В то же время и тогда я понимал, что логика реформ требует уже не просто совершенствования системы, а вторжения в самые ее основы. Употребляя одни и те же слова, мы говорили о разных вещах.

Безусловно, социальное мышление неразрывно связано с идеалом, социалистический идеал намного старше того, что мы называем «научным социализмом». В нем выражается тысячелетняя мечта людей о справедливости и счастье, которую каждая новая эпоха наполняла новым содержанием. Вот и теперь, считал я, назрела необходимость обновить представления о социализме с учетом реальностей, сложившихся в нашей стране и во всем мире. Как говорил в свое время Ленин, нужна была еще одна «коренная перемена всей точки зрения нашей на социализм».

Суть задания
Какую мечту людей, согласно отрывку, выражает социалистический идеал? Этот материал никак не связан с отрывком и рассматривается отдельно.

Записи данных:
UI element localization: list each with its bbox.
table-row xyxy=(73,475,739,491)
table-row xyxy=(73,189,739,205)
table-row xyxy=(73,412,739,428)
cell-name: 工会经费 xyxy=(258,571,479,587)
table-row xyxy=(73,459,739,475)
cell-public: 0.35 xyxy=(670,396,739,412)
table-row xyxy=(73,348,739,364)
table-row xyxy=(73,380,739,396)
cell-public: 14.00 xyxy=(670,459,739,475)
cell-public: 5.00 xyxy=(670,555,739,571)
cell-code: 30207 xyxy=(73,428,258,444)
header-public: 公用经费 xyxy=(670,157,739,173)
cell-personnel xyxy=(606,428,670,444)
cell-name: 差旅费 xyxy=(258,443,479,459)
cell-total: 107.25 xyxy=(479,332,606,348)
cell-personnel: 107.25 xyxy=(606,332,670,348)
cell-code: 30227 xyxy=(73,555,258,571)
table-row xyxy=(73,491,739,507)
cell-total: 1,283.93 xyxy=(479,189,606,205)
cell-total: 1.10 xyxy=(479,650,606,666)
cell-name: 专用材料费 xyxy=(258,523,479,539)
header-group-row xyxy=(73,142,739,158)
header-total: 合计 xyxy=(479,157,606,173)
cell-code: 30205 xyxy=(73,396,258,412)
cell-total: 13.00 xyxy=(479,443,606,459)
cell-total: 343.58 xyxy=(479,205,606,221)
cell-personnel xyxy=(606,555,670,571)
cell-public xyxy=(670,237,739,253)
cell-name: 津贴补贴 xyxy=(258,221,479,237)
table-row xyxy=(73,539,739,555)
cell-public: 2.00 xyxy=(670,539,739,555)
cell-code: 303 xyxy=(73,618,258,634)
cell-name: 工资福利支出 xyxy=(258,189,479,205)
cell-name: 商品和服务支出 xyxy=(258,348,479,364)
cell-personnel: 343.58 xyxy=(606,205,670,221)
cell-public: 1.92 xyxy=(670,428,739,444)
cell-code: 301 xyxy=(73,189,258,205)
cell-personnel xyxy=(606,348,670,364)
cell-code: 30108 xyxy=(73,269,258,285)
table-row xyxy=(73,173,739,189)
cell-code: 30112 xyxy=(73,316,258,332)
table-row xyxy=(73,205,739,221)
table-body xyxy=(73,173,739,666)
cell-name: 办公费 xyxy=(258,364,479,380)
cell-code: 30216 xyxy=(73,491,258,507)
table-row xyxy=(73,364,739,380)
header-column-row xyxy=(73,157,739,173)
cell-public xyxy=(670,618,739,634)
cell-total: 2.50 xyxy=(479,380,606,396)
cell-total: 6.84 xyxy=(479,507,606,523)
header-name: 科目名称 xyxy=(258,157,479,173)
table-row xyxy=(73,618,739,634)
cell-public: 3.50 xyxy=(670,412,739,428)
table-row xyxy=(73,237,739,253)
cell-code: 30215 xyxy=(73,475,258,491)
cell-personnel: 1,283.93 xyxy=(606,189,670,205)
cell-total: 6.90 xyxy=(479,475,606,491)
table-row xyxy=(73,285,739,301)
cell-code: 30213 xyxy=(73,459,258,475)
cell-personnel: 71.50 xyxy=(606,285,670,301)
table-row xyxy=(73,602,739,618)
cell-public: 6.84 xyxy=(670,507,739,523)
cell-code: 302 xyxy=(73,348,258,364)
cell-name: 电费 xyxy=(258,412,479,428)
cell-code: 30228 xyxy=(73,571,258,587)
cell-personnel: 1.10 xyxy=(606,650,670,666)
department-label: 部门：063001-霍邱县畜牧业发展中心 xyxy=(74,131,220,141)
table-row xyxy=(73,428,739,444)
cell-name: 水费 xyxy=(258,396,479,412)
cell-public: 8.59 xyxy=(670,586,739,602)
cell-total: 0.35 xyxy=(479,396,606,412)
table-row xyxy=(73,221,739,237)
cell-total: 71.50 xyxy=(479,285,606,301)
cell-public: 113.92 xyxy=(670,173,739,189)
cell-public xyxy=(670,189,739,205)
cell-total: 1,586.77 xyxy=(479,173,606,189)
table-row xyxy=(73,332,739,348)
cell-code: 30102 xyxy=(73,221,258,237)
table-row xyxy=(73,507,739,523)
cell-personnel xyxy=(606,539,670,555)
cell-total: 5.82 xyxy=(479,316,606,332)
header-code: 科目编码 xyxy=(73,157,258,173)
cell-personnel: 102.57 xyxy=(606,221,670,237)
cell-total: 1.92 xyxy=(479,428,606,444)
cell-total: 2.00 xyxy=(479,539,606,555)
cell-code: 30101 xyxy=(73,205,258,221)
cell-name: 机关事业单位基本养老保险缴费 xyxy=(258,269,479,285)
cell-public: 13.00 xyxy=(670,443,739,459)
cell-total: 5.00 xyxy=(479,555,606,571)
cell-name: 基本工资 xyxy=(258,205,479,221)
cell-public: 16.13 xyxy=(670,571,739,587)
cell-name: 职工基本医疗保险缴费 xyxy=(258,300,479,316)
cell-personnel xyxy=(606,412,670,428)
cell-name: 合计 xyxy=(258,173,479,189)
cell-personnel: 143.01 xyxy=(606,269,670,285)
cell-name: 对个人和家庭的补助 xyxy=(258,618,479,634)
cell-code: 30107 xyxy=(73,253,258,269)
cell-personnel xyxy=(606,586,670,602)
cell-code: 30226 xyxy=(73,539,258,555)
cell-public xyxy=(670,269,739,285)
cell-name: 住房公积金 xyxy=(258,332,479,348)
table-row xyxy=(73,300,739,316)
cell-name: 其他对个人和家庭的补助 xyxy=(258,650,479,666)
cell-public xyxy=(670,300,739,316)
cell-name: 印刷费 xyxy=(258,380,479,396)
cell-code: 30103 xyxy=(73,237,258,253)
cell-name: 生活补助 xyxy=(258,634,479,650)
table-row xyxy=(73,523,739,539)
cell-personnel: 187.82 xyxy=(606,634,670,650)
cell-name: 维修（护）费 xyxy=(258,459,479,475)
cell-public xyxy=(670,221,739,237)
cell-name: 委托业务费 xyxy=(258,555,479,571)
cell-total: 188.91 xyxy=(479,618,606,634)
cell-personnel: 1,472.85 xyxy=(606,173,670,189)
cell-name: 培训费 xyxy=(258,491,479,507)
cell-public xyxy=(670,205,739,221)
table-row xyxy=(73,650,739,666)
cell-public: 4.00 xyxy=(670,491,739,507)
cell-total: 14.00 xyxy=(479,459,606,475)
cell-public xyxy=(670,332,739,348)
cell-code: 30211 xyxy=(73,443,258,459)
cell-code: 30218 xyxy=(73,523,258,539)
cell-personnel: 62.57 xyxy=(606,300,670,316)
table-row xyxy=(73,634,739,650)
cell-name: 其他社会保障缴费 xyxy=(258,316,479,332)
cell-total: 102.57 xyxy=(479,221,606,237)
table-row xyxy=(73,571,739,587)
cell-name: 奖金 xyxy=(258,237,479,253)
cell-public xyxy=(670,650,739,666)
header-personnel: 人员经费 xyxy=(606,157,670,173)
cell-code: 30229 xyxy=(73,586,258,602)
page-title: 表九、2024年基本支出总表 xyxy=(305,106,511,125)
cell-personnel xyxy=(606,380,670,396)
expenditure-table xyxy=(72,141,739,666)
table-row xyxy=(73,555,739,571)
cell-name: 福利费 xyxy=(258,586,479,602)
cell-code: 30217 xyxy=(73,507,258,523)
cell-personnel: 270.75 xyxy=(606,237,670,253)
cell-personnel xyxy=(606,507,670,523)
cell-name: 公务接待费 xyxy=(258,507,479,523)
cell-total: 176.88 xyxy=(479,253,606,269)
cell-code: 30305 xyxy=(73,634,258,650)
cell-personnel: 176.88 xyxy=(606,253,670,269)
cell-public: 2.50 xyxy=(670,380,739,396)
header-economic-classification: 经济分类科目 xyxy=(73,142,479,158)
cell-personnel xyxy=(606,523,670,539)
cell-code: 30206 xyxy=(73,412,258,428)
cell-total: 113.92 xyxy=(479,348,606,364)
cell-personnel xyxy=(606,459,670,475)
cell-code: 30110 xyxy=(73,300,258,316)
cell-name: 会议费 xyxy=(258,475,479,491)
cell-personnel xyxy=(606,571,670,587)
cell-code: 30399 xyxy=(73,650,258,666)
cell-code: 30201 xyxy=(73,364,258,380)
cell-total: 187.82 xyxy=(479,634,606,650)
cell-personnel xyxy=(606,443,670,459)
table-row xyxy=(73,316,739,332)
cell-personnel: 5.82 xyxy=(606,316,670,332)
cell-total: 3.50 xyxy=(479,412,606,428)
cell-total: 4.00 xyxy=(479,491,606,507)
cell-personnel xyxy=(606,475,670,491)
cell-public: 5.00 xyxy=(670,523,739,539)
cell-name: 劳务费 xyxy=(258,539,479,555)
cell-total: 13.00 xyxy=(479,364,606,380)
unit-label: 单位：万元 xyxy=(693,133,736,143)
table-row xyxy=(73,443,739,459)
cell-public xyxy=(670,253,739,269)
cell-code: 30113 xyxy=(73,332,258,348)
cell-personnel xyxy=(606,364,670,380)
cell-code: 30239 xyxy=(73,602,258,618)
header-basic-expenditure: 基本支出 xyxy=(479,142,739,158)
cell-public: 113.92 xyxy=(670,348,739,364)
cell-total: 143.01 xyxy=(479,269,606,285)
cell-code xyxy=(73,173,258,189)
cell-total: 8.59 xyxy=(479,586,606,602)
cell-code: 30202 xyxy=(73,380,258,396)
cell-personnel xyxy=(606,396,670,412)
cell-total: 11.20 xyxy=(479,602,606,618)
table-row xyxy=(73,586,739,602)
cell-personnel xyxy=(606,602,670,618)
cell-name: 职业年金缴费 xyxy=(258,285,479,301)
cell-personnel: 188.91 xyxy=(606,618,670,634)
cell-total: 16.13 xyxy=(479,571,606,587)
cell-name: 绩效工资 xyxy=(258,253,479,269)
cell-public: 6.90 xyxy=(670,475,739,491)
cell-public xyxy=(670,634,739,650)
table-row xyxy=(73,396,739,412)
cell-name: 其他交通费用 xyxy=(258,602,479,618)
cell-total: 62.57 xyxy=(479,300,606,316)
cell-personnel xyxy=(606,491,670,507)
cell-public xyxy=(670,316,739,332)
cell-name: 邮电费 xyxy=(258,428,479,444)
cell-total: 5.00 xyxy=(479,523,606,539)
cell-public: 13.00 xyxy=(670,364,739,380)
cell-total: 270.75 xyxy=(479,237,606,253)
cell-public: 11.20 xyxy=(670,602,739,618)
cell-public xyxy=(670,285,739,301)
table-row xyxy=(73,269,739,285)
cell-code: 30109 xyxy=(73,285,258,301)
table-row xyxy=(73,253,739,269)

Результат упражнения
Тысячелетнюю мечту людей о справедливости и счастье.